INSTRUCTIONS FOR THE TASK » Extract each line containing the string "OVER".

SUPPLIED INFORMATION »
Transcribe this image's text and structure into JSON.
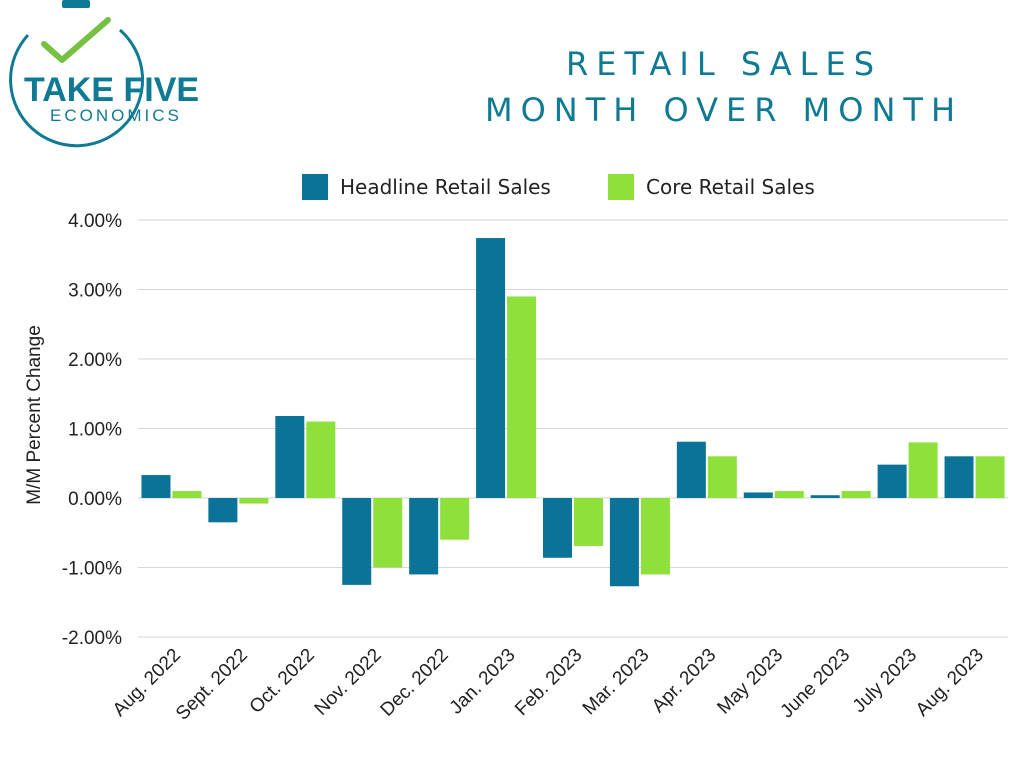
{
  "logo": {
    "line1": "TAKE FIVE",
    "line2": "ECONOMICS",
    "color": "#0f7a94",
    "check_color": "#76c043"
  },
  "title": {
    "line1": "RETAIL SALES",
    "line2": "MONTH OVER MONTH"
  },
  "chart_data": {
    "type": "bar",
    "title": "RETAIL SALES MONTH OVER MONTH",
    "xlabel": "",
    "ylabel": "M/M Percent Change",
    "ylim": [
      -2,
      4
    ],
    "grid": true,
    "legend_position": "top",
    "yticks": [
      4,
      3,
      2,
      1,
      0,
      -1,
      -2
    ],
    "ytick_labels": [
      "4.00%",
      "3.00%",
      "2.00%",
      "1.00%",
      "0.00%",
      "-1.00%",
      "-2.00%"
    ],
    "categories": [
      "Aug. 2022",
      "Sept. 2022",
      "Oct. 2022",
      "Nov. 2022",
      "Dec. 2022",
      "Jan. 2023",
      "Feb. 2023",
      "Mar. 2023",
      "Apr. 2023",
      "May 2023",
      "June 2023",
      "July 2023",
      "Aug. 2023"
    ],
    "series": [
      {
        "name": "Headline Retail Sales",
        "color": "#0b7397",
        "values": [
          0.33,
          -0.35,
          1.18,
          -1.25,
          -1.1,
          3.74,
          -0.86,
          -1.27,
          0.81,
          0.08,
          0.04,
          0.48,
          0.6
        ]
      },
      {
        "name": "Core Retail Sales",
        "color": "#8ee03b",
        "values": [
          0.1,
          -0.08,
          1.1,
          -1.0,
          -0.6,
          2.9,
          -0.69,
          -1.1,
          0.6,
          0.1,
          0.1,
          0.8,
          0.6
        ]
      }
    ]
  }
}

FINAL RESULT »
    "line2": "MONTH OVER MONTH"
    "title": "RETAIL SALES MONTH OVER MONTH",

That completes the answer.